* [Records provided]
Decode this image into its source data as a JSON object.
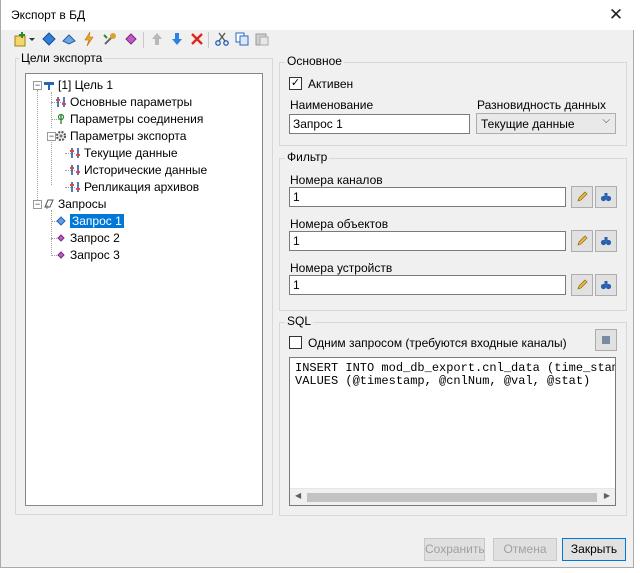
{
  "window": {
    "title": "Экспорт в БД",
    "close_glyph": "✕"
  },
  "toolbar": {
    "icons": [
      "add-target-icon",
      "dropdown-arrow-icon",
      "add-item-icon",
      "add-item-2-icon",
      "lightning-icon",
      "tools-icon",
      "gem-icon",
      "move-up-icon",
      "move-down-icon",
      "delete-icon",
      "cut-icon",
      "copy-icon",
      "paste-icon"
    ]
  },
  "tree": {
    "group_title": "Цели экспорта",
    "nodes": [
      {
        "label": "[1] Цель 1",
        "icon": "target-icon"
      },
      {
        "label": "Основные параметры",
        "icon": "settings-icon"
      },
      {
        "label": "Параметры соединения",
        "icon": "connection-icon"
      },
      {
        "label": "Параметры экспорта",
        "icon": "gear-icon"
      },
      {
        "label": "Текущие данные",
        "icon": "settings-icon"
      },
      {
        "label": "Исторические данные",
        "icon": "settings-icon"
      },
      {
        "label": "Репликация архивов",
        "icon": "settings-icon"
      },
      {
        "label": "Запросы",
        "icon": "queries-icon"
      },
      {
        "label": "Запрос 1",
        "icon": "query-icon"
      },
      {
        "label": "Запрос 2",
        "icon": "query-icon"
      },
      {
        "label": "Запрос 3",
        "icon": "query-icon"
      }
    ],
    "expander_glyph": "−"
  },
  "general": {
    "group_title": "Основное",
    "active_label": "Активен",
    "active_check": "✓",
    "name_label": "Наименование",
    "name_value": "Запрос 1",
    "datakind_label": "Разновидность данных",
    "datakind_value": "Текущие данные",
    "dropdown_glyph": "⌵"
  },
  "filter": {
    "group_title": "Фильтр",
    "channels_label": "Номера каналов",
    "channels_value": "1",
    "objects_label": "Номера объектов",
    "objects_value": "1",
    "devices_label": "Номера устройств",
    "devices_value": "1"
  },
  "sql": {
    "group_title": "SQL",
    "single_query_label": "Одним запросом (требуются входные каналы)",
    "text": "INSERT INTO mod_db_export.cnl_data (time_stam\nVALUES (@timestamp, @cnlNum, @val, @stat)",
    "scroll_left": "◀",
    "scroll_right": "▶"
  },
  "buttons": {
    "save": "Сохранить",
    "cancel": "Отмена",
    "close": "Закрыть"
  },
  "colors": {
    "selection": "#0078d7",
    "accent_blue": "#1a6fd8"
  }
}
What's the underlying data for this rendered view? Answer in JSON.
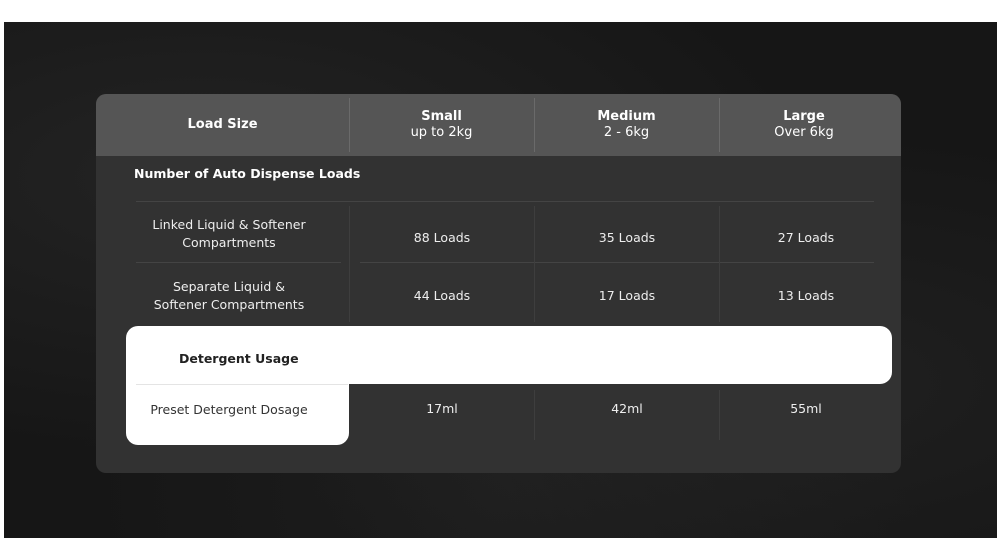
{
  "table": {
    "header": {
      "load_size": "Load Size",
      "columns": [
        {
          "title": "Small",
          "subtitle": "up to 2kg"
        },
        {
          "title": "Medium",
          "subtitle": "2 - 6kg"
        },
        {
          "title": "Large",
          "subtitle": "Over 6kg"
        }
      ]
    },
    "sections": [
      {
        "title": "Number of Auto Dispense Loads",
        "rows": [
          {
            "label": "Linked Liquid & Softener Compartments",
            "values": [
              "88 Loads",
              "35 Loads",
              "27 Loads"
            ]
          },
          {
            "label": "Separate Liquid & Softener Compartments",
            "values": [
              "44 Loads",
              "17 Loads",
              "13 Loads"
            ]
          }
        ]
      },
      {
        "title": "Detergent Usage",
        "rows": [
          {
            "label": "Preset Detergent Dosage",
            "values": [
              "17ml",
              "42ml",
              "55ml"
            ]
          }
        ]
      }
    ]
  },
  "colors": {
    "background": "#161616",
    "card": "#323232",
    "header": "#555555",
    "highlight": "#ffffff"
  }
}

* [Description of the task] An exact transcription of all the entries is required, without the pictures.

* [Response to this task]
Decode this image into its source data as a JSON object.
{
  "window": {
    "title": "Экспорт в БД",
    "close_glyph": "✕"
  },
  "toolbar": {
    "icons": [
      "add-target-icon",
      "dropdown-arrow-icon",
      "add-item-icon",
      "add-item-2-icon",
      "lightning-icon",
      "tools-icon",
      "gem-icon",
      "move-up-icon",
      "move-down-icon",
      "delete-icon",
      "cut-icon",
      "copy-icon",
      "paste-icon"
    ]
  },
  "tree": {
    "group_title": "Цели экспорта",
    "nodes": [
      {
        "label": "[1] Цель 1",
        "icon": "target-icon"
      },
      {
        "label": "Основные параметры",
        "icon": "settings-icon"
      },
      {
        "label": "Параметры соединения",
        "icon": "connection-icon"
      },
      {
        "label": "Параметры экспорта",
        "icon": "gear-icon"
      },
      {
        "label": "Текущие данные",
        "icon": "settings-icon"
      },
      {
        "label": "Исторические данные",
        "icon": "settings-icon"
      },
      {
        "label": "Репликация архивов",
        "icon": "settings-icon"
      },
      {
        "label": "Запросы",
        "icon": "queries-icon"
      },
      {
        "label": "Запрос 1",
        "icon": "query-icon"
      },
      {
        "label": "Запрос 2",
        "icon": "query-icon"
      },
      {
        "label": "Запрос 3",
        "icon": "query-icon"
      }
    ],
    "expander_glyph": "−"
  },
  "general": {
    "group_title": "Основное",
    "active_label": "Активен",
    "active_check": "✓",
    "name_label": "Наименование",
    "name_value": "Запрос 1",
    "datakind_label": "Разновидность данных",
    "datakind_value": "Текущие данные",
    "dropdown_glyph": "⌵"
  },
  "filter": {
    "group_title": "Фильтр",
    "channels_label": "Номера каналов",
    "channels_value": "1",
    "objects_label": "Номера объектов",
    "objects_value": "1",
    "devices_label": "Номера устройств",
    "devices_value": "1"
  },
  "sql": {
    "group_title": "SQL",
    "single_query_label": "Одним запросом (требуются входные каналы)",
    "text": "INSERT INTO mod_db_export.cnl_data (time_stam\nVALUES (@timestamp, @cnlNum, @val, @stat)",
    "scroll_left": "◀",
    "scroll_right": "▶"
  },
  "buttons": {
    "save": "Сохранить",
    "cancel": "Отмена",
    "close": "Закрыть"
  },
  "colors": {
    "selection": "#0078d7",
    "accent_blue": "#1a6fd8"
  }
}
What's the underlying data for this rendered view? Answer in JSON.
{
  "table": {
    "header": {
      "load_size": "Load Size",
      "columns": [
        {
          "title": "Small",
          "subtitle": "up to 2kg"
        },
        {
          "title": "Medium",
          "subtitle": "2 - 6kg"
        },
        {
          "title": "Large",
          "subtitle": "Over 6kg"
        }
      ]
    },
    "sections": [
      {
        "title": "Number of Auto Dispense Loads",
        "rows": [
          {
            "label": "Linked Liquid & Softener Compartments",
            "values": [
              "88 Loads",
              "35 Loads",
              "27 Loads"
            ]
          },
          {
            "label": "Separate Liquid & Softener Compartments",
            "values": [
              "44 Loads",
              "17 Loads",
              "13 Loads"
            ]
          }
        ]
      },
      {
        "title": "Detergent Usage",
        "rows": [
          {
            "label": "Preset Detergent Dosage",
            "values": [
              "17ml",
              "42ml",
              "55ml"
            ]
          }
        ]
      }
    ]
  },
  "colors": {
    "background": "#161616",
    "card": "#323232",
    "header": "#555555",
    "highlight": "#ffffff"
  }
}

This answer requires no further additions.